-- Begin PROVIDED DATA --

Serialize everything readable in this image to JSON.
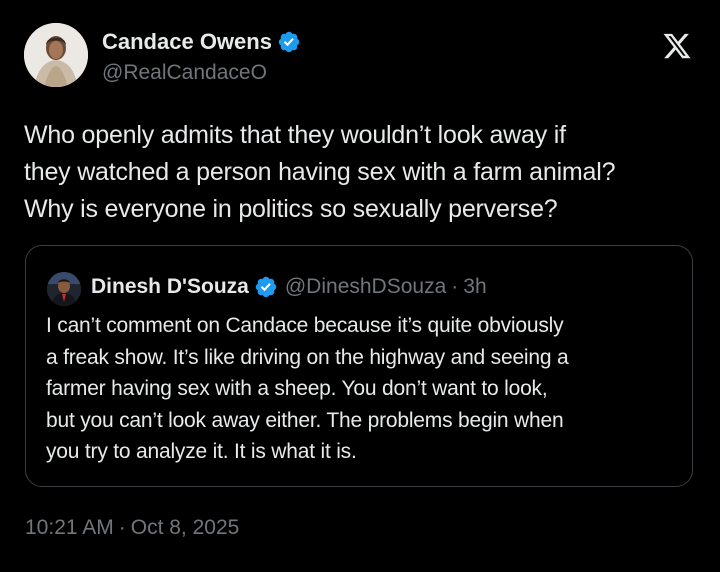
{
  "author": {
    "display_name": "Candace Owens",
    "handle": "@RealCandaceO",
    "verified_icon": "verified-badge-icon"
  },
  "brand": {
    "logo_icon": "x-logo-icon"
  },
  "tweet": {
    "text": "Who openly admits that they wouldn’t look away if\nthey watched a person having sex with a farm animal?\nWhy is everyone in politics so sexually perverse?",
    "time": "10:21 AM",
    "separator": "·",
    "date": "Oct 8, 2025"
  },
  "quoted_tweet": {
    "display_name": "Dinesh D'Souza",
    "handle": "@DineshDSouza",
    "separator": "·",
    "age": "3h",
    "text": "I can’t comment on Candace because it’s quite obviously\na freak show. It’s like driving on the highway and seeing a\nfarmer having sex with a sheep. You don’t want to look,\nbut you can’t look away either. The problems begin when\nyou try to analyze it. It is what it is."
  },
  "colors": {
    "background": "#000000",
    "primary_text": "#e7e9ea",
    "secondary_text": "#71767b",
    "verified_blue": "#1d9bf0",
    "quote_border": "#3a3d41"
  }
}
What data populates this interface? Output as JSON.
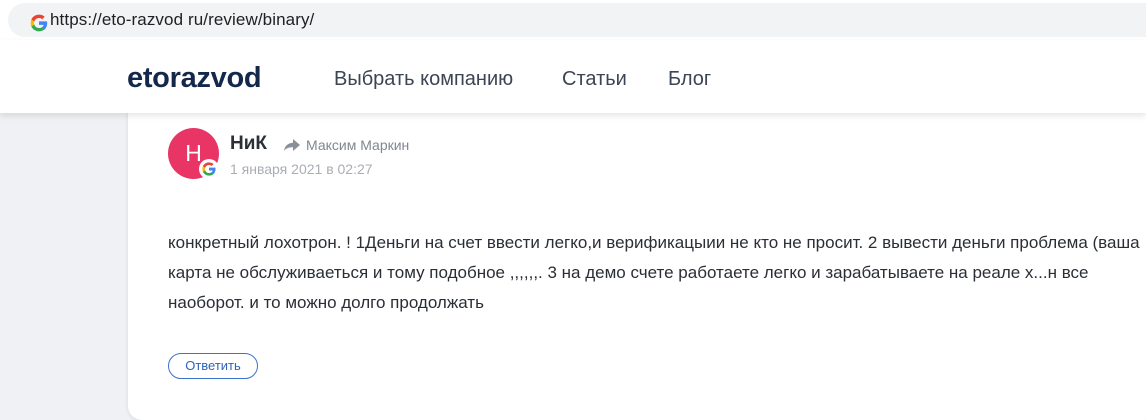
{
  "browser": {
    "url": "https://eto-razvod ru/review/binary/"
  },
  "site": {
    "logo": "etorazvod",
    "nav": [
      "Выбрать компанию",
      "Статьи",
      "Блог"
    ]
  },
  "comment": {
    "avatar_letter": "Н",
    "avatar_color": "#e83565",
    "author": "НиК",
    "reply_to": "Максим Маркин",
    "date": "1 января 2021 в 02:27",
    "text": "конкретный лохотрон. ! 1Деньги на счет ввести легко,и верификацыии не кто не просит. 2 вывести деньги проблема (ваша карта не обслуживаеться и тому подобное ,,,,,,. 3 на демо счете работаете легко и зарабатываете на реале х...н все наоборот. и то можно долго продолжать",
    "reply_button": "Ответить"
  },
  "icons": {
    "browser_site_icon": "google-g-icon",
    "avatar_badge": "google-g-icon",
    "reply_indicator": "reply-arrow-icon"
  }
}
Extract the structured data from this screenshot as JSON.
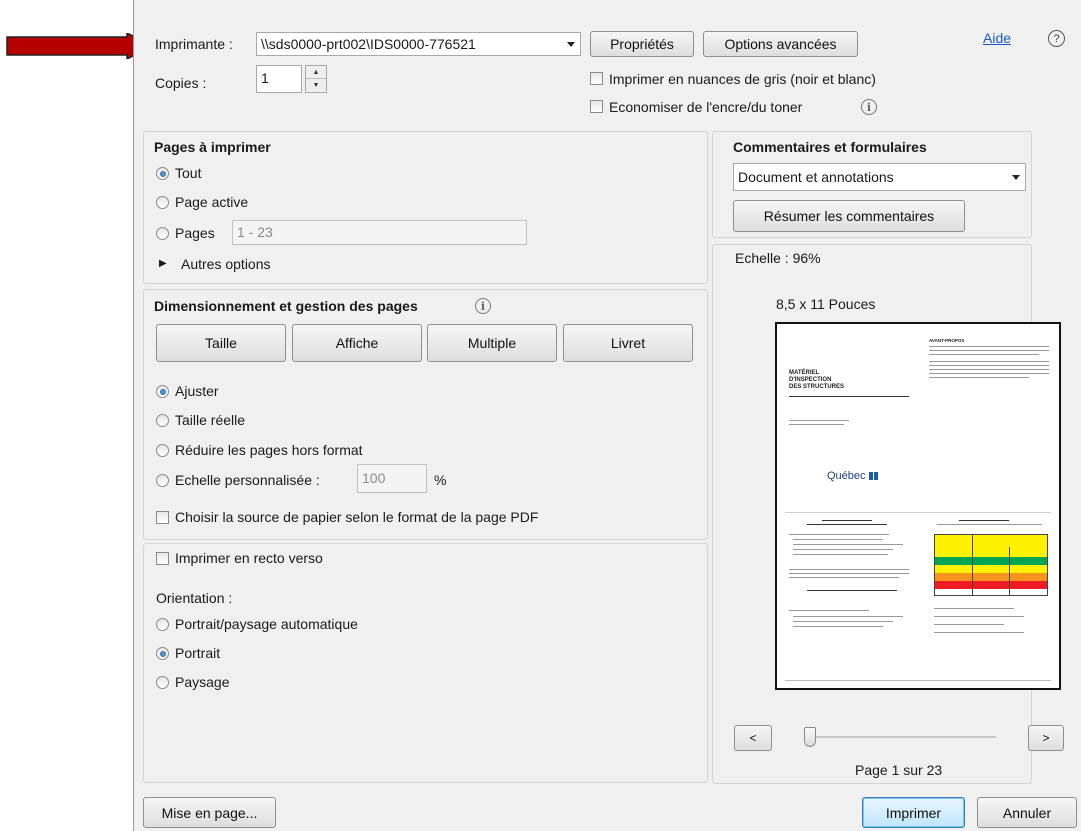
{
  "printer": {
    "label": "Imprimante :",
    "value": "\\\\sds0000-prt002\\IDS0000-776521",
    "properties_button": "Propriétés",
    "advanced_button": "Options avancées"
  },
  "help": {
    "label": "Aide"
  },
  "copies": {
    "label": "Copies :",
    "value": "1"
  },
  "options": {
    "grayscale": "Imprimer en nuances de gris (noir et blanc)",
    "save_ink": "Economiser de l'encre/du toner"
  },
  "pages_section": {
    "title": "Pages à imprimer",
    "all": "Tout",
    "current": "Page active",
    "pages": "Pages",
    "pages_range": "1 - 23",
    "more_options": "Autres options"
  },
  "sizing_section": {
    "title": "Dimensionnement et gestion des pages",
    "tabs": [
      "Taille",
      "Affiche",
      "Multiple",
      "Livret"
    ],
    "fit": "Ajuster",
    "actual_size": "Taille réelle",
    "shrink": "Réduire les pages hors format",
    "custom_scale": "Echelle personnalisée :",
    "custom_scale_value": "100",
    "percent": "%",
    "paper_source": "Choisir la source de papier selon le format de la page PDF"
  },
  "duplex": {
    "label": "Imprimer en recto verso",
    "orientation_title": "Orientation :",
    "auto": "Portrait/paysage automatique",
    "portrait": "Portrait",
    "landscape": "Paysage"
  },
  "comments_section": {
    "title": "Commentaires et formulaires",
    "value": "Document et annotations",
    "summarize_button": "Résumer les commentaires"
  },
  "preview": {
    "scale": "Echelle : 96%",
    "paper_size": "8,5 x 11 Pouces",
    "prev": "<",
    "next": ">",
    "page_info": "Page 1 sur 23",
    "doc_title": "MATÉRIEL\nD'INSPECTION\nDES STRUCTURES",
    "publisher": "Québec",
    "section_heading": "AVANT-PROPOS"
  },
  "footer": {
    "page_setup": "Mise en page...",
    "print": "Imprimer",
    "cancel": "Annuler"
  },
  "colors": {
    "arrow": "#b40000",
    "green": "#00a651",
    "yellow": "#fff200",
    "orange": "#f7941d",
    "red": "#ed1c24"
  }
}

-- End PROVIDED DATA --

§ TASK DIRECTIONS
Filter the records, keeping only lines that contain "google", and show those lines.

§ CORRECT OUTPUT
    "browser_site_icon": "google-g-icon",
    "avatar_badge": "google-g-icon",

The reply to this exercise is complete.